● GIVEN EXERCISE:
In this exercise, return the whole listing exactly, excluding any images.

[Dataset rows]
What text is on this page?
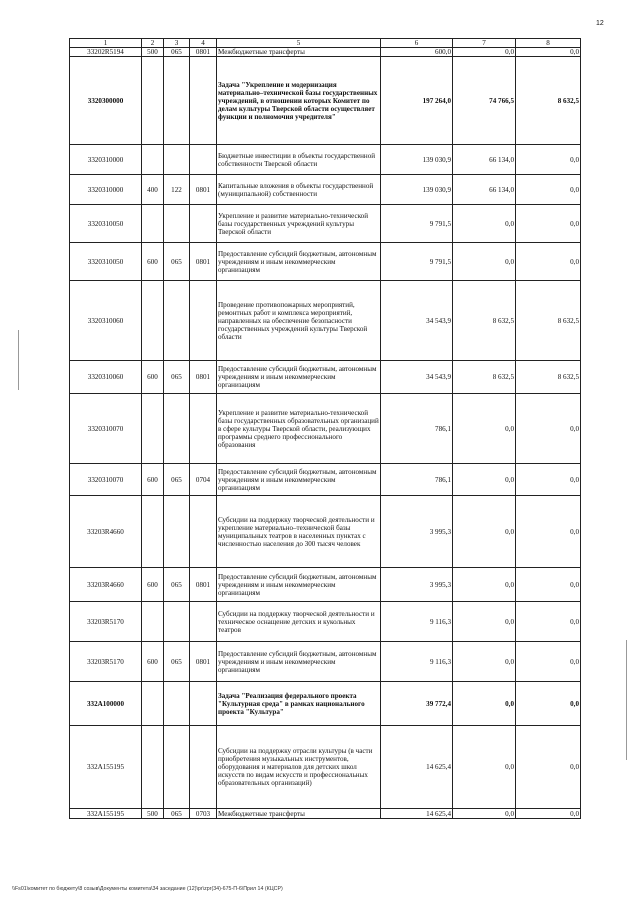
12
1	2	3	4	5	6	7	8
33202R5194	500	065	0801	Межбюджетные трансферты	600,0	0,0	0,0
3320300000				Задача "Укрепление и модернизация материально–технической базы государственных учреждений, в отношении которых Комитет по делам культуры Тверской области осуществляет функции и полномочия учредителя"	197 264,0	74 766,5	8 632,5
3320310000				Бюджетные инвестиции в объекты государственной собственности Тверской области	139 030,9	66 134,0	0,0
3320310000	400	122	0801	Капитальные вложения в объекты государственной (муниципальной) собственности	139 030,9	66 134,0	0,0
3320310050				Укрепление и развитие материально-технической базы государственных учреждений культуры Тверской области	9 791,5	0,0	0,0
3320310050	600	065	0801	Предоставление субсидий бюджетным, автономным учреждениям и иным некоммерческим организациям	9 791,5	0,0	0,0
3320310060				Проведение противопожарных мероприятий, ремонтных работ и комплекса мероприятий, направленных на обеспечение безопасности государственных учреждений культуры Тверской области	34 543,9	8 632,5	8 632,5
3320310060	600	065	0801	Предоставление субсидий бюджетным, автономным учреждениям и иным некоммерческим организациям	34 543,9	8 632,5	8 632,5
3320310070				Укрепление и развитие материально-технической базы государственных образовательных организаций в сфере культуры Тверской области, реализующих программы среднего профессионального образования	786,1	0,0	0,0
3320310070	600	065	0704	Предоставление субсидий бюджетным, автономным учреждениям и иным некоммерческим организациям	786,1	0,0	0,0
33203R4660				Субсидии на поддержку творческой деятельности и укрепление материально–технической базы муниципальных театров в населенных пунктах с численностью населения до 300 тысяч человек	3 995,3	0,0	0,0
33203R4660	600	065	0801	Предоставление субсидий бюджетным, автономным учреждениям и иным некоммерческим организациям	3 995,3	0,0	0,0
33203R5170				Субсидии на поддержку творческой деятельности и техническое оснащение детских и кукольных театров	9 116,3	0,0	0,0
33203R5170	600	065	0801	Предоставление субсидий бюджетным, автономным учреждениям и иным некоммерческим организациям	9 116,3	0,0	0,0
332A100000				Задача "Реализация федерального проекта "Культурная среда" в рамках национального проекта "Культура"	39 772,4	0,0	0,0
332A155195				Субсидии на поддержку отрасли культуры (в части приобретения музыкальных инструментов, оборудования и материалов для детских школ искусств по видам искусств и профессиональных образовательных организаций)	14 625,4	0,0	0,0
332A155195	500	065	0703	Межбюджетные трансферты	14 625,4	0,0	0,0
\\Fs01\комитет по бюджету\8 созыв\Документы комитета\34 заседание (12)\pr\zpr(34)-675-П-6\Прил 14 (КЦСР)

● REPLY:
What text is on this page?
12
1	2	3	4	5	6	7	8
33202R5194	500	065	0801	Межбюджетные трансферты	600,0	0,0	0,0
3320300000				Задача "Укрепление и модернизация материально–технической базы государственных учреждений, в отношении которых Комитет по делам культуры Тверской области осуществляет функции и полномочия учредителя"	197 264,0	74 766,5	8 632,5
3320310000				Бюджетные инвестиции в объекты государственной собственности Тверской области	139 030,9	66 134,0	0,0
3320310000	400	122	0801	Капитальные вложения в объекты государственной (муниципальной) собственности	139 030,9	66 134,0	0,0
3320310050				Укрепление и развитие материально-технической базы государственных учреждений культуры Тверской области	9 791,5	0,0	0,0
3320310050	600	065	0801	Предоставление субсидий бюджетным, автономным учреждениям и иным некоммерческим организациям	9 791,5	0,0	0,0
3320310060				Проведение противопожарных мероприятий, ремонтных работ и комплекса мероприятий, направленных на обеспечение безопасности государственных учреждений культуры Тверской области	34 543,9	8 632,5	8 632,5
3320310060	600	065	0801	Предоставление субсидий бюджетным, автономным учреждениям и иным некоммерческим организациям	34 543,9	8 632,5	8 632,5
3320310070				Укрепление и развитие материально-технической базы государственных образовательных организаций в сфере культуры Тверской области, реализующих программы среднего профессионального образования	786,1	0,0	0,0
3320310070	600	065	0704	Предоставление субсидий бюджетным, автономным учреждениям и иным некоммерческим организациям	786,1	0,0	0,0
33203R4660				Субсидии на поддержку творческой деятельности и укрепление материально–технической базы муниципальных театров в населенных пунктах с численностью населения до 300 тысяч человек	3 995,3	0,0	0,0
33203R4660	600	065	0801	Предоставление субсидий бюджетным, автономным учреждениям и иным некоммерческим организациям	3 995,3	0,0	0,0
33203R5170				Субсидии на поддержку творческой деятельности и техническое оснащение детских и кукольных театров	9 116,3	0,0	0,0
33203R5170	600	065	0801	Предоставление субсидий бюджетным, автономным учреждениям и иным некоммерческим организациям	9 116,3	0,0	0,0
332A100000				Задача "Реализация федерального проекта "Культурная среда" в рамках национального проекта "Культура"	39 772,4	0,0	0,0
332A155195				Субсидии на поддержку отрасли культуры (в части приобретения музыкальных инструментов, оборудования и материалов для детских школ искусств по видам искусств и профессиональных образовательных организаций)	14 625,4	0,0	0,0
332A155195	500	065	0703	Межбюджетные трансферты	14 625,4	0,0	0,0
\\Fs01\комитет по бюджету\8 созыв\Документы комитета\34 заседание (12)\pr\zpr(34)-675-П-6\Прил 14 (КЦСР)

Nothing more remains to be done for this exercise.